Say how many lines hold the string "Theta"; please write nothing but the number.

....

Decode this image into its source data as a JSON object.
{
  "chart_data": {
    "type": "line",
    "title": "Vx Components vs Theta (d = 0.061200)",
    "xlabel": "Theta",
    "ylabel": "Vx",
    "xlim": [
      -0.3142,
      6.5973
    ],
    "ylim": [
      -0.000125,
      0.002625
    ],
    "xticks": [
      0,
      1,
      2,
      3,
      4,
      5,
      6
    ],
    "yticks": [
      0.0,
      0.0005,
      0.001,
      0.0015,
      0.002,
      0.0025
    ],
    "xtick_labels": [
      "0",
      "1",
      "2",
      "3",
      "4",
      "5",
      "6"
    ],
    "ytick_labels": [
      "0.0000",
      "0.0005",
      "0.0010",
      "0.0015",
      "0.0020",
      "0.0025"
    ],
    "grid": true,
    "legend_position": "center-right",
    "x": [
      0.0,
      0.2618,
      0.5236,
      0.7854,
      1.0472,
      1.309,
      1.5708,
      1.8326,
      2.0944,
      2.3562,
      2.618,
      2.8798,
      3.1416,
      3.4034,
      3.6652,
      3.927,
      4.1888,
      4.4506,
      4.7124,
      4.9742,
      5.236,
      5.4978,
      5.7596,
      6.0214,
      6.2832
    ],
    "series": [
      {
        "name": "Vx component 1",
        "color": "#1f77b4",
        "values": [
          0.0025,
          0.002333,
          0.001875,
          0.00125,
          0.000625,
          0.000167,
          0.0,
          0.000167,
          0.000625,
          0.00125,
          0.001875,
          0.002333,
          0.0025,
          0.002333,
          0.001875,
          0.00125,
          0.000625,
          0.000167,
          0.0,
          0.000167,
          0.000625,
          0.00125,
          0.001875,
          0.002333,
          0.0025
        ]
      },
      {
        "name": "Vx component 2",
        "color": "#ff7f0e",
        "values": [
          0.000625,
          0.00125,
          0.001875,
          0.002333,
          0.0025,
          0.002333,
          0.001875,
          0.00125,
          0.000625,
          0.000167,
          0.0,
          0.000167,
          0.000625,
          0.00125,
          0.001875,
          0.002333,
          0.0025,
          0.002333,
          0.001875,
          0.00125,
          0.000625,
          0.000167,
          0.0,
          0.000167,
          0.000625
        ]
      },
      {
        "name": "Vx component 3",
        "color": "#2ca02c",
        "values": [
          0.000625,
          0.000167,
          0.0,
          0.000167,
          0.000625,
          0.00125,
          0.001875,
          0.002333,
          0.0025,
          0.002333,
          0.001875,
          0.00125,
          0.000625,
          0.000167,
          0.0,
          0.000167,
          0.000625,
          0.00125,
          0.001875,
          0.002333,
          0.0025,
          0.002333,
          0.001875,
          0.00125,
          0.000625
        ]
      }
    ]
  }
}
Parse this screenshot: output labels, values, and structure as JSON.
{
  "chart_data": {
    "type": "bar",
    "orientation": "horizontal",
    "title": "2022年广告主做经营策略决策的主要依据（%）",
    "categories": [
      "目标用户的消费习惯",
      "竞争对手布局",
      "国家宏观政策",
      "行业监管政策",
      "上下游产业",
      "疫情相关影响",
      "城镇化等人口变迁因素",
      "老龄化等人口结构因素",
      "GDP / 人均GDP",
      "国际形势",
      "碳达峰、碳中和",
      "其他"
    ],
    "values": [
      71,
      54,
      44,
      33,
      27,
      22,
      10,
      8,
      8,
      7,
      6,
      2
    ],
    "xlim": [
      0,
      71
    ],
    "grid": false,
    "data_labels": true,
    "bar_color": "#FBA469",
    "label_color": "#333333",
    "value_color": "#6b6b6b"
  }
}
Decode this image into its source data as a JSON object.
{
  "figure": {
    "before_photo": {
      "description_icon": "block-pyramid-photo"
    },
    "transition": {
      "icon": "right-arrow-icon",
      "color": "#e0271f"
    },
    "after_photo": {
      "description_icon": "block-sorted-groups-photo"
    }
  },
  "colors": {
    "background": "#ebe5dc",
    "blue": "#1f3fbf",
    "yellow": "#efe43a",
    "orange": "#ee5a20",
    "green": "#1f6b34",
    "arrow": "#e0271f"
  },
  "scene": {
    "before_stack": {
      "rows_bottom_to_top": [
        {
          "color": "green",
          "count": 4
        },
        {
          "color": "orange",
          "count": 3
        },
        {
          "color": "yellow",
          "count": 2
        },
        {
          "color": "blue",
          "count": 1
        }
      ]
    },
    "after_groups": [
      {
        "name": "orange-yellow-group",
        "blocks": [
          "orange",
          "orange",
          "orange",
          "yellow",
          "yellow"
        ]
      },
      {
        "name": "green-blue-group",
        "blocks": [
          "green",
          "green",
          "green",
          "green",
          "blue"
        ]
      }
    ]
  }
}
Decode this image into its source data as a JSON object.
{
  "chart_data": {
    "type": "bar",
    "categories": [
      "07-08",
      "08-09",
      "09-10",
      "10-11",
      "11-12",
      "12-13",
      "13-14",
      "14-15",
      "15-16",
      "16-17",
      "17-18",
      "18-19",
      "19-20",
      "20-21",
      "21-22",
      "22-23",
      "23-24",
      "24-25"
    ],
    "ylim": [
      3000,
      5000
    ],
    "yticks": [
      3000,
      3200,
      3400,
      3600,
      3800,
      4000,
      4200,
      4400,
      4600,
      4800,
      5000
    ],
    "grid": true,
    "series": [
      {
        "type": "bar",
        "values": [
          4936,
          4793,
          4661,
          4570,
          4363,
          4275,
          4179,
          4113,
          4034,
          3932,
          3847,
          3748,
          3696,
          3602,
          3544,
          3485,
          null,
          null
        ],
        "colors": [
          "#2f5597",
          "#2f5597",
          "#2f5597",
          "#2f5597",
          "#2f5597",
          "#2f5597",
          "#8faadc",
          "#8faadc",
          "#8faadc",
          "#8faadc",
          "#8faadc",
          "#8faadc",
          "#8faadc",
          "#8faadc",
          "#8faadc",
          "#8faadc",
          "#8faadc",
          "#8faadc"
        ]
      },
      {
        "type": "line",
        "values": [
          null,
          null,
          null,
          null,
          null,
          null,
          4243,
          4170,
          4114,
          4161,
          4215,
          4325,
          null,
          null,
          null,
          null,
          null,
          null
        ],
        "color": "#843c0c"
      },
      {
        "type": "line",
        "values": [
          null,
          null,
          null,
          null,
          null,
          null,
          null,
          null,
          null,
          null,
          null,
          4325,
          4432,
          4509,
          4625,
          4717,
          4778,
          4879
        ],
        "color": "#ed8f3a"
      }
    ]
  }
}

....

Solution to the exercise: 2